Scan the entries below for the word "matches". Copy each line that has it.

━━ Listing ━━

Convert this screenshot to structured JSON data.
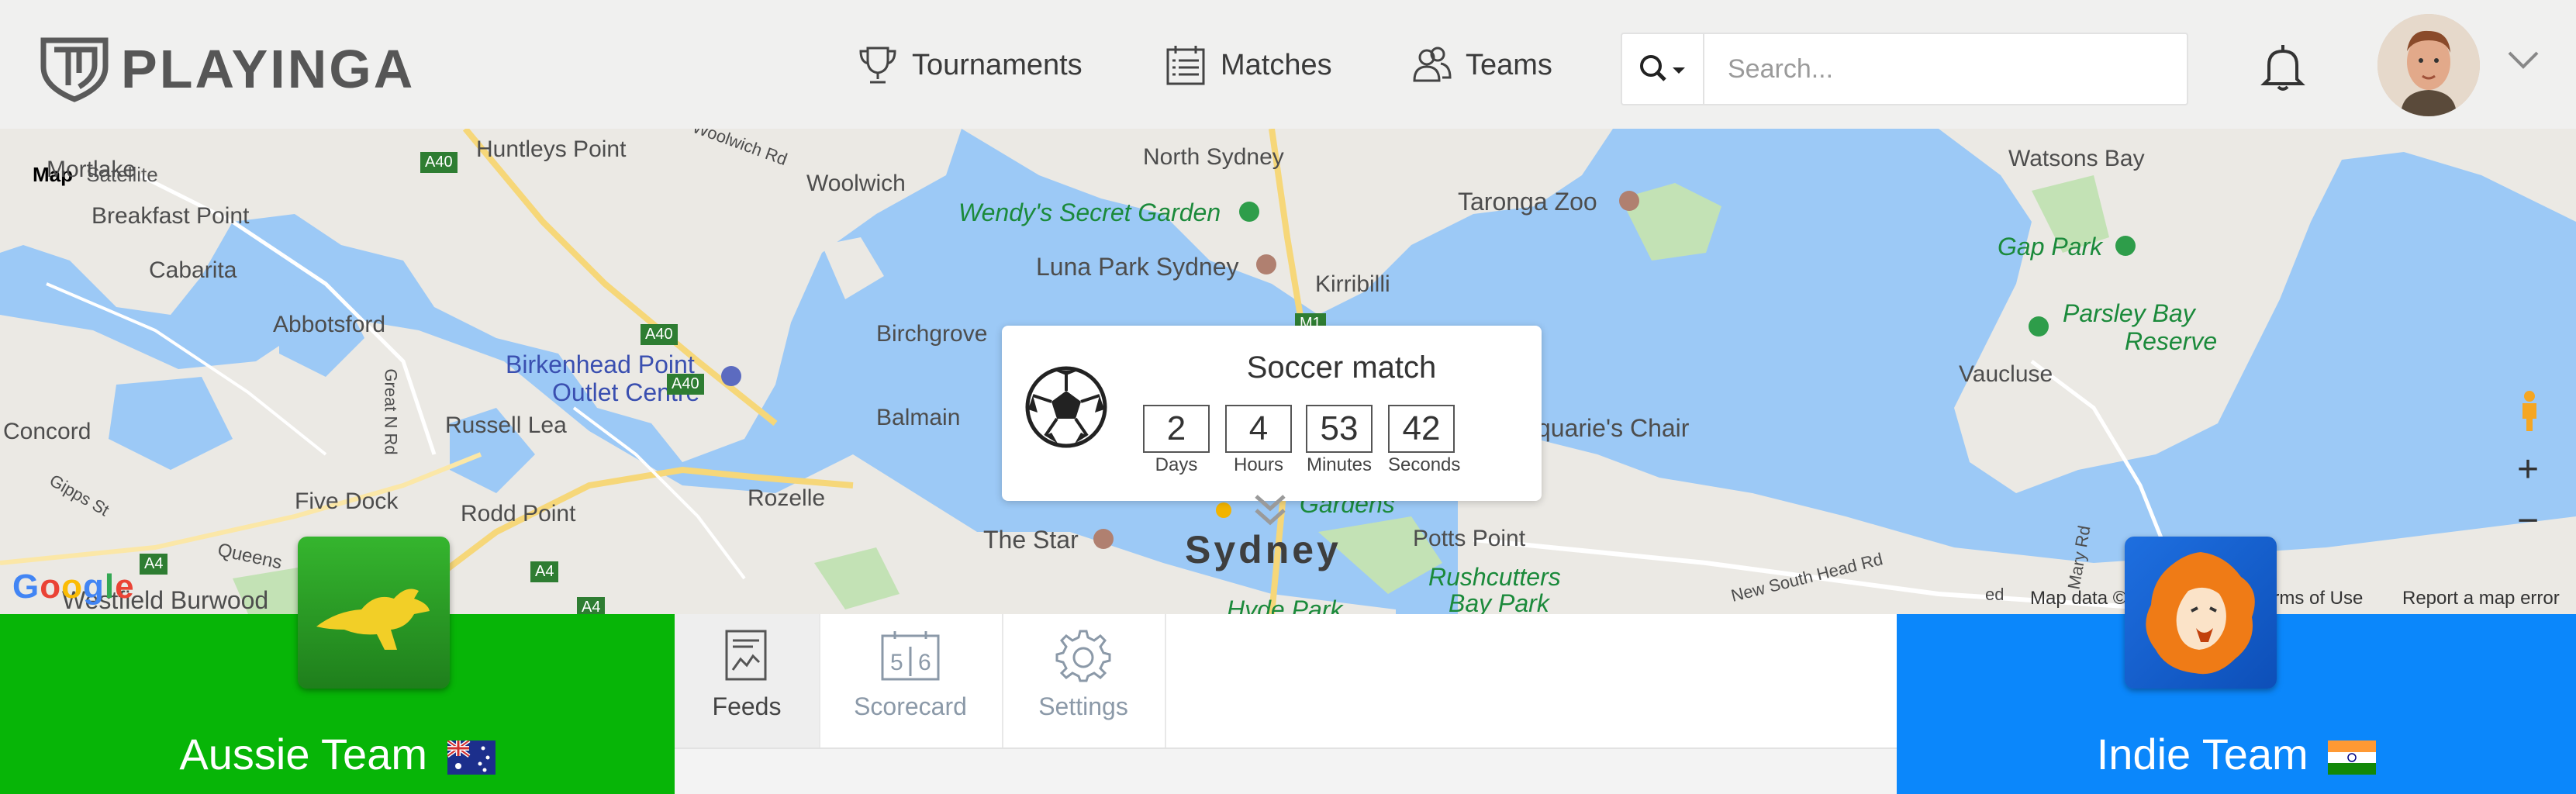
{
  "brand": {
    "logo_text": "PLAYINGA"
  },
  "nav": {
    "tournaments": "Tournaments",
    "matches": "Matches",
    "teams": "Teams"
  },
  "search": {
    "placeholder": "Search..."
  },
  "map": {
    "map_type": {
      "map": "Map",
      "satellite": "Satellite"
    },
    "places": {
      "mortlake": "Mortlake",
      "huntleys_point": "Huntleys Point",
      "woolwich_rd": "Woolwich Rd",
      "woolwich": "Woolwich",
      "north_sydney": "North Sydney",
      "watsons_bay": "Watsons Bay",
      "breakfast_point": "Breakfast Point",
      "wendys": "Wendy's Secret Garden",
      "taronga": "Taronga Zoo",
      "cabarita": "Cabarita",
      "gap_park": "Gap Park",
      "luna_park": "Luna Park Sydney",
      "kirribilli": "Kirribilli",
      "abbotsford": "Abbotsford",
      "parsley_bay": "Parsley Bay",
      "reserve": "Reserve",
      "birkenhead1": "Birkenhead Point",
      "birkenhead2": "Outlet Centre",
      "birchgrove": "Birchgrove",
      "vaucluse": "Vaucluse",
      "great_n_rd": "Great N Rd",
      "concord": "Concord",
      "russell_lea": "Russell Lea",
      "balmain": "Balmain",
      "macquaries_chair": "quarie's Chair",
      "gipps_st": "Gipps St",
      "five_dock": "Five Dock",
      "rozelle": "Rozelle",
      "rodd_point": "Rodd Point",
      "gardens": "Gardens",
      "the_star": "The Star",
      "sydney": "Sydney",
      "potts_point": "Potts Point",
      "queens": "Queens",
      "rushcutters1": "Rushcutters",
      "rushcutters2": "Bay Park",
      "westfield": "Westfield Burwood",
      "hyde_park": "Hyde Park",
      "new_south_head": "New South Head Rd",
      "ed": "ed",
      "mary_rd": "Mary Rd"
    },
    "road_shields": {
      "a40a": "A40",
      "a40b": "A40",
      "a40c": "A40",
      "a4a": "A4",
      "a4b": "A4",
      "a4c": "A4",
      "m1": "M1"
    },
    "zoom_in": "+",
    "zoom_out": "−",
    "attribution": {
      "map_data": "Map data ©",
      "terms": "erms of Use",
      "report": "Report a map error"
    },
    "google": "Google"
  },
  "match_card": {
    "title": "Soccer match",
    "countdown": [
      {
        "value": "2",
        "label": "Days"
      },
      {
        "value": "4",
        "label": "Hours"
      },
      {
        "value": "53",
        "label": "Minutes"
      },
      {
        "value": "42",
        "label": "Seconds"
      }
    ]
  },
  "teams": {
    "home": {
      "name": "Aussie Team",
      "color": "#07b507"
    },
    "away": {
      "name": "Indie Team",
      "color": "#0b87fb"
    }
  },
  "tabs": {
    "feeds": "Feeds",
    "scorecard": "Scorecard",
    "settings": "Settings",
    "scorecard_icon_digits": {
      "a": "5",
      "b": "6"
    }
  },
  "icons": {
    "logo": "shield-logo-icon",
    "tournaments": "trophy-icon",
    "matches": "calendar-list-icon",
    "teams": "users-icon",
    "search": "search-icon",
    "notifications": "bell-icon",
    "profile_menu": "chevron-down-icon",
    "feeds": "chart-document-icon",
    "scorecard": "scoreboard-icon",
    "settings": "gear-icon"
  }
}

━━━

| Reply to the exercise |
    "matches": "Matches",
    "matches": "calendar-list-icon",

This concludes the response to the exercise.